- [Problem details]: Would you write out the entries below, every one of them, exactly?

- [Data for this task]:

_____

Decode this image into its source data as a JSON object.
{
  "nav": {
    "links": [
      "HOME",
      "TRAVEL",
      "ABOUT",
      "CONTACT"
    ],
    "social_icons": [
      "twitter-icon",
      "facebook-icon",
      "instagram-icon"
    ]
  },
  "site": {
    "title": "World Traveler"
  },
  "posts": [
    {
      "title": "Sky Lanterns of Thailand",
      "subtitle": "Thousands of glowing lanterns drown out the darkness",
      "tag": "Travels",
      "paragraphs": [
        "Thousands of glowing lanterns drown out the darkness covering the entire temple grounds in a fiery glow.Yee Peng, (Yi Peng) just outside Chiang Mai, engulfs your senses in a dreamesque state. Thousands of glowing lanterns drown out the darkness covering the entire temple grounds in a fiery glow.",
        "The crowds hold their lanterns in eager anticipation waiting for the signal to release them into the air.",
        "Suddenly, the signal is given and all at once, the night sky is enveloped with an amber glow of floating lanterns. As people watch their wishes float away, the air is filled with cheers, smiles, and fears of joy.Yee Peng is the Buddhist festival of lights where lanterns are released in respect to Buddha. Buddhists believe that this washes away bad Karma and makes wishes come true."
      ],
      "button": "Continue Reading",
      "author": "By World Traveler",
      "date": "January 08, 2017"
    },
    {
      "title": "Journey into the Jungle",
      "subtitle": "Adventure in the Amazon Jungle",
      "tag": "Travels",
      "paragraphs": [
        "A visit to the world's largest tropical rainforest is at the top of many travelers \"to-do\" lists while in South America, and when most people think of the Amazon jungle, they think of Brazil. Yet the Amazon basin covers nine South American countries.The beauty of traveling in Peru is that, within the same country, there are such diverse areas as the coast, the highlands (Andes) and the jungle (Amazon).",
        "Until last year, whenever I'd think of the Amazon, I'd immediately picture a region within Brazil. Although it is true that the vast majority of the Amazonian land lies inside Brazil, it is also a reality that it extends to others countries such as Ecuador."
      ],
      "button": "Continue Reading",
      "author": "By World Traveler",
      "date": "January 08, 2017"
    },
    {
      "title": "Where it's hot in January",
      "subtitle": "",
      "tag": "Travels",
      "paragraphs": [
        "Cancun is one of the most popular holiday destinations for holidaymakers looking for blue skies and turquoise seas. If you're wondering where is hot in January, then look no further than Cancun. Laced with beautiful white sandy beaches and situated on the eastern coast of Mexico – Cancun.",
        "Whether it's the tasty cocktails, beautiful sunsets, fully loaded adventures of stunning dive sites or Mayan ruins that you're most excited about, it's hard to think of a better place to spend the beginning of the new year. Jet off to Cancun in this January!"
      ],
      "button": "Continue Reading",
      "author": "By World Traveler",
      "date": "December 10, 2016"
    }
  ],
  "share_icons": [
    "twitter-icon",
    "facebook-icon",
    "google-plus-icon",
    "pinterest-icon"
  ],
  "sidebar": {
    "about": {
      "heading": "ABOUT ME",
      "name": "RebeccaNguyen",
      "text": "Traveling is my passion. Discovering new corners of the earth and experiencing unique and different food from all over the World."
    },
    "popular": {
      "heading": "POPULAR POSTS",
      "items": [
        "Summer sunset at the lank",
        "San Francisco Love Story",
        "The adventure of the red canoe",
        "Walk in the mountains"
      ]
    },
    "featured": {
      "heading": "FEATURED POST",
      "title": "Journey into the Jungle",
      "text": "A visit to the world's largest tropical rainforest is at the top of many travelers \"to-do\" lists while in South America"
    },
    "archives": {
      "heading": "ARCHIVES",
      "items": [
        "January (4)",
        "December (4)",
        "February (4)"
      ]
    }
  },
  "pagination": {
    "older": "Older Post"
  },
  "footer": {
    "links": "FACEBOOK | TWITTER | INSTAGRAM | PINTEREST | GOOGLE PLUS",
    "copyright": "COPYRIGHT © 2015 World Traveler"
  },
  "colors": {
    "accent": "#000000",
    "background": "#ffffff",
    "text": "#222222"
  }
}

_____

- [Task answer]:
Decode this image into its source data as a JSON object.
{
  "nav": {
    "links": [
      "HOME",
      "TRAVEL",
      "ABOUT",
      "CONTACT"
    ],
    "social_icons": [
      "twitter-icon",
      "facebook-icon",
      "instagram-icon"
    ]
  },
  "site": {
    "title": "World Traveler"
  },
  "posts": [
    {
      "title": "Sky Lanterns of Thailand",
      "subtitle": "Thousands of glowing lanterns drown out the darkness",
      "tag": "Travels",
      "paragraphs": [
        "Thousands of glowing lanterns drown out the darkness covering the entire temple grounds in a fiery glow.Yee Peng, (Yi Peng) just outside Chiang Mai, engulfs your senses in a dreamesque state. Thousands of glowing lanterns drown out the darkness covering the entire temple grounds in a fiery glow.",
        "The crowds hold their lanterns in eager anticipation waiting for the signal to release them into the air.",
        "Suddenly, the signal is given and all at once, the night sky is enveloped with an amber glow of floating lanterns. As people watch their wishes float away, the air is filled with cheers, smiles, and fears of joy.Yee Peng is the Buddhist festival of lights where lanterns are released in respect to Buddha. Buddhists believe that this washes away bad Karma and makes wishes come true."
      ],
      "button": "Continue Reading",
      "author": "By World Traveler",
      "date": "January 08, 2017"
    },
    {
      "title": "Journey into the Jungle",
      "subtitle": "Adventure in the Amazon Jungle",
      "tag": "Travels",
      "paragraphs": [
        "A visit to the world's largest tropical rainforest is at the top of many travelers \"to-do\" lists while in South America, and when most people think of the Amazon jungle, they think of Brazil. Yet the Amazon basin covers nine South American countries.The beauty of traveling in Peru is that, within the same country, there are such diverse areas as the coast, the highlands (Andes) and the jungle (Amazon).",
        "Until last year, whenever I'd think of the Amazon, I'd immediately picture a region within Brazil. Although it is true that the vast majority of the Amazonian land lies inside Brazil, it is also a reality that it extends to others countries such as Ecuador."
      ],
      "button": "Continue Reading",
      "author": "By World Traveler",
      "date": "January 08, 2017"
    },
    {
      "title": "Where it's hot in January",
      "subtitle": "",
      "tag": "Travels",
      "paragraphs": [
        "Cancun is one of the most popular holiday destinations for holidaymakers looking for blue skies and turquoise seas. If you're wondering where is hot in January, then look no further than Cancun. Laced with beautiful white sandy beaches and situated on the eastern coast of Mexico – Cancun.",
        "Whether it's the tasty cocktails, beautiful sunsets, fully loaded adventures of stunning dive sites or Mayan ruins that you're most excited about, it's hard to think of a better place to spend the beginning of the new year. Jet off to Cancun in this January!"
      ],
      "button": "Continue Reading",
      "author": "By World Traveler",
      "date": "December 10, 2016"
    }
  ],
  "share_icons": [
    "twitter-icon",
    "facebook-icon",
    "google-plus-icon",
    "pinterest-icon"
  ],
  "sidebar": {
    "about": {
      "heading": "ABOUT ME",
      "name": "RebeccaNguyen",
      "text": "Traveling is my passion. Discovering new corners of the earth and experiencing unique and different food from all over the World."
    },
    "popular": {
      "heading": "POPULAR POSTS",
      "items": [
        "Summer sunset at the lank",
        "San Francisco Love Story",
        "The adventure of the red canoe",
        "Walk in the mountains"
      ]
    },
    "featured": {
      "heading": "FEATURED POST",
      "title": "Journey into the Jungle",
      "text": "A visit to the world's largest tropical rainforest is at the top of many travelers \"to-do\" lists while in South America"
    },
    "archives": {
      "heading": "ARCHIVES",
      "items": [
        "January (4)",
        "December (4)",
        "February (4)"
      ]
    }
  },
  "pagination": {
    "older": "Older Post"
  },
  "footer": {
    "links": "FACEBOOK | TWITTER | INSTAGRAM | PINTEREST | GOOGLE PLUS",
    "copyright": "COPYRIGHT © 2015 World Traveler"
  },
  "colors": {
    "accent": "#000000",
    "background": "#ffffff",
    "text": "#222222"
  }
}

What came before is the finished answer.